EXERCISES:
1. Please condense the paragraph in the filing footnotes that begins "3. Brookfield Corporation" into a short bulleted list that keeps its main facts.
2. Carry the filing footnotes forward with new text after the last footnote shown.

DOCUMENT EXTRACT:

——

2. Does not include shares that will be issued on or about July 20, 2026 pursuant to the Issuer's distribution reinvestment plan.
3. Brookfield Corporation ("BCORP") indirectly owns and controls Brookfield Wealth Solutions Ltd. ("BNT"), BUSI II-C L.P. ("BUSI II-C"), BUSI II GP-C LLC, the general partner of BUSI II-C, BIM Capital LLC ("BIM"), Brookfield REIT Advisor LLC (the "Adviser") and BPG and is the ultimate beneficial owner of the shares directly held by BUSI II-C, BIM, the Adviser and BPG. BCORP and BNT have entered into a voting agreement as more fully discussed in the Amendment to Schedule 13D filed by BCORP, BNT, BUSI II-C, BIM and the Adviser on April 22, 2026.
4. This filing shall not be deemed an admission that for purposes of Section 16 of the Securities Exchange Act of 1934, as amended, or otherwise, that the Reporting Person is the beneficial owners of any equity securities in excess of its respective pecuniary interests, and the Reporting Person disclaims beneficial ownership of the securities reported herein, except to the extent of such Reporting Person's pecuniary interest therein, if any.

——

EXTRACTED ENTRIES:
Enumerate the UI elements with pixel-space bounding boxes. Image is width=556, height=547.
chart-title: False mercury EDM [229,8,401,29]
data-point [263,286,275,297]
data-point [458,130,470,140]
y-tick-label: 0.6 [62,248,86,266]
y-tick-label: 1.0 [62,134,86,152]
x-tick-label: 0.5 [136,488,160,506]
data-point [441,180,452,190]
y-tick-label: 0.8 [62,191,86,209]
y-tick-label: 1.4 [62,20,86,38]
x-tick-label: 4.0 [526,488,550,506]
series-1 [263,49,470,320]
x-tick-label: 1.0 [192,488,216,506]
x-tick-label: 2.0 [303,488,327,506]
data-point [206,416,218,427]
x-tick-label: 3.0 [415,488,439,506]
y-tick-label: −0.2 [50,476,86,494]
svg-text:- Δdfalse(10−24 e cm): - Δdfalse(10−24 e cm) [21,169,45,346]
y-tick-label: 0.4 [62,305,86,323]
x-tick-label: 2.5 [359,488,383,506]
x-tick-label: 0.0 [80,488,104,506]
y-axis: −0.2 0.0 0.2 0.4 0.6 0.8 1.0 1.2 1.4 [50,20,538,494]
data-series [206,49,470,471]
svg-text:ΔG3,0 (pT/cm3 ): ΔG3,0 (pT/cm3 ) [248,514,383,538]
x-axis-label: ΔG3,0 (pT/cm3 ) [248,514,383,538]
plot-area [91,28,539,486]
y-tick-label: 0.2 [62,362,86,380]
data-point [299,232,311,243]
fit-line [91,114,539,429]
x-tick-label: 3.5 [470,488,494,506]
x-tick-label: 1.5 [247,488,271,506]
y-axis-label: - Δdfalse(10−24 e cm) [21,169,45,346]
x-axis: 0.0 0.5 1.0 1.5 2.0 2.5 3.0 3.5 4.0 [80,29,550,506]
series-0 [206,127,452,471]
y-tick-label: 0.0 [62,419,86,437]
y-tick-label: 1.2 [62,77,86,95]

——

YOUR RESPONSES:
1.
- Brookfield Corporation (BCORP) indirectly owns and controls Brookfield Wealth Solutions Ltd. (BNT), BUSI II-C L.P. (BUSI II-C), BUSI II GP-C LLC (the general partner of BUSI II-C), BIM Capital LLC (BIM), Brookfield REIT Advisor LLC (the Adviser) and BPG.
- BCORP is the ultimate beneficial owner of the shares held directly by BUSI II-C, BIM, the Adviser and BPG.
- BCORP and BNT have a voting agreement. It is described in the Amendment to Schedule 13D that BCORP, BNT, BUSI II-C, BIM and the Adviser filed on April 22, 2026.

2.
Brookfield Corporation, By: /s/ Swati Mandava, Name: Swati Mandava, Title: Managing Director, Legal & Regulatory 07/09/2026
** Signature of Reporting Person Date
Reminder: Report on a separate line for each class of securities beneficially owned directly or indirectly.
* If the form is filed by more than one reporting person, see Instruction 4 (b)(v).
** Intentional misstatements or omissions of facts constitute Federal Criminal Violations See 18 U.S.C. 1001 and 15 U.S.C. 78ff(a).
Note: File three copies of this Form, one of which must be manually signed. If space is insufficient, see Instruction 6 for procedure.
Persons who respond to the collection of information contained in this form are not required to respond unless the form displays a currently valid OMB Number.